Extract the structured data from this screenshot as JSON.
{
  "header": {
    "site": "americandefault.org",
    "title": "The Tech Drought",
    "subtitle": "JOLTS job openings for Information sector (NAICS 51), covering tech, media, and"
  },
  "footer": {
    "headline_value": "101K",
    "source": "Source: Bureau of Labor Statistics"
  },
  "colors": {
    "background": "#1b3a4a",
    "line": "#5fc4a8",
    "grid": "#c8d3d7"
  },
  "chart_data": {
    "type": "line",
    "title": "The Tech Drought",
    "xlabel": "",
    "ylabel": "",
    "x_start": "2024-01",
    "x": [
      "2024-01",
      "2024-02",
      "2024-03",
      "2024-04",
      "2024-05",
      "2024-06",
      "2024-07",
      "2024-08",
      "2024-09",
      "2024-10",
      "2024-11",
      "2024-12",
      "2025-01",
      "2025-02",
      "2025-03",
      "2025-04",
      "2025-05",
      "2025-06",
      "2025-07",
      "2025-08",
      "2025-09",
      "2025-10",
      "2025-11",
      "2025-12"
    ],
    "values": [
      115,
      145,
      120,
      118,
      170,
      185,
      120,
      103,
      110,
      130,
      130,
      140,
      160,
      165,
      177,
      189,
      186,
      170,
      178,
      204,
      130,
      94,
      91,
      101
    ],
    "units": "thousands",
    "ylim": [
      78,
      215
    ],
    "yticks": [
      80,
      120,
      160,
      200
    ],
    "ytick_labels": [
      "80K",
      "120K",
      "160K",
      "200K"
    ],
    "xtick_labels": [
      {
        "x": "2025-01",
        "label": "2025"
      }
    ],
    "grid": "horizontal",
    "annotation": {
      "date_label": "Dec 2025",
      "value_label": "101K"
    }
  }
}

**Given problem:**
From the records above, extract every line exactly as it stands.

**The result:**
Extract the structured data from this screenshot as JSON.
{
  "header": {
    "site": "americandefault.org",
    "title": "The Tech Drought",
    "subtitle": "JOLTS job openings for Information sector (NAICS 51), covering tech, media, and"
  },
  "footer": {
    "headline_value": "101K",
    "source": "Source: Bureau of Labor Statistics"
  },
  "colors": {
    "background": "#1b3a4a",
    "line": "#5fc4a8",
    "grid": "#c8d3d7"
  },
  "chart_data": {
    "type": "line",
    "title": "The Tech Drought",
    "xlabel": "",
    "ylabel": "",
    "x_start": "2024-01",
    "x": [
      "2024-01",
      "2024-02",
      "2024-03",
      "2024-04",
      "2024-05",
      "2024-06",
      "2024-07",
      "2024-08",
      "2024-09",
      "2024-10",
      "2024-11",
      "2024-12",
      "2025-01",
      "2025-02",
      "2025-03",
      "2025-04",
      "2025-05",
      "2025-06",
      "2025-07",
      "2025-08",
      "2025-09",
      "2025-10",
      "2025-11",
      "2025-12"
    ],
    "values": [
      115,
      145,
      120,
      118,
      170,
      185,
      120,
      103,
      110,
      130,
      130,
      140,
      160,
      165,
      177,
      189,
      186,
      170,
      178,
      204,
      130,
      94,
      91,
      101
    ],
    "units": "thousands",
    "ylim": [
      78,
      215
    ],
    "yticks": [
      80,
      120,
      160,
      200
    ],
    "ytick_labels": [
      "80K",
      "120K",
      "160K",
      "200K"
    ],
    "xtick_labels": [
      {
        "x": "2025-01",
        "label": "2025"
      }
    ],
    "grid": "horizontal",
    "annotation": {
      "date_label": "Dec 2025",
      "value_label": "101K"
    }
  }
}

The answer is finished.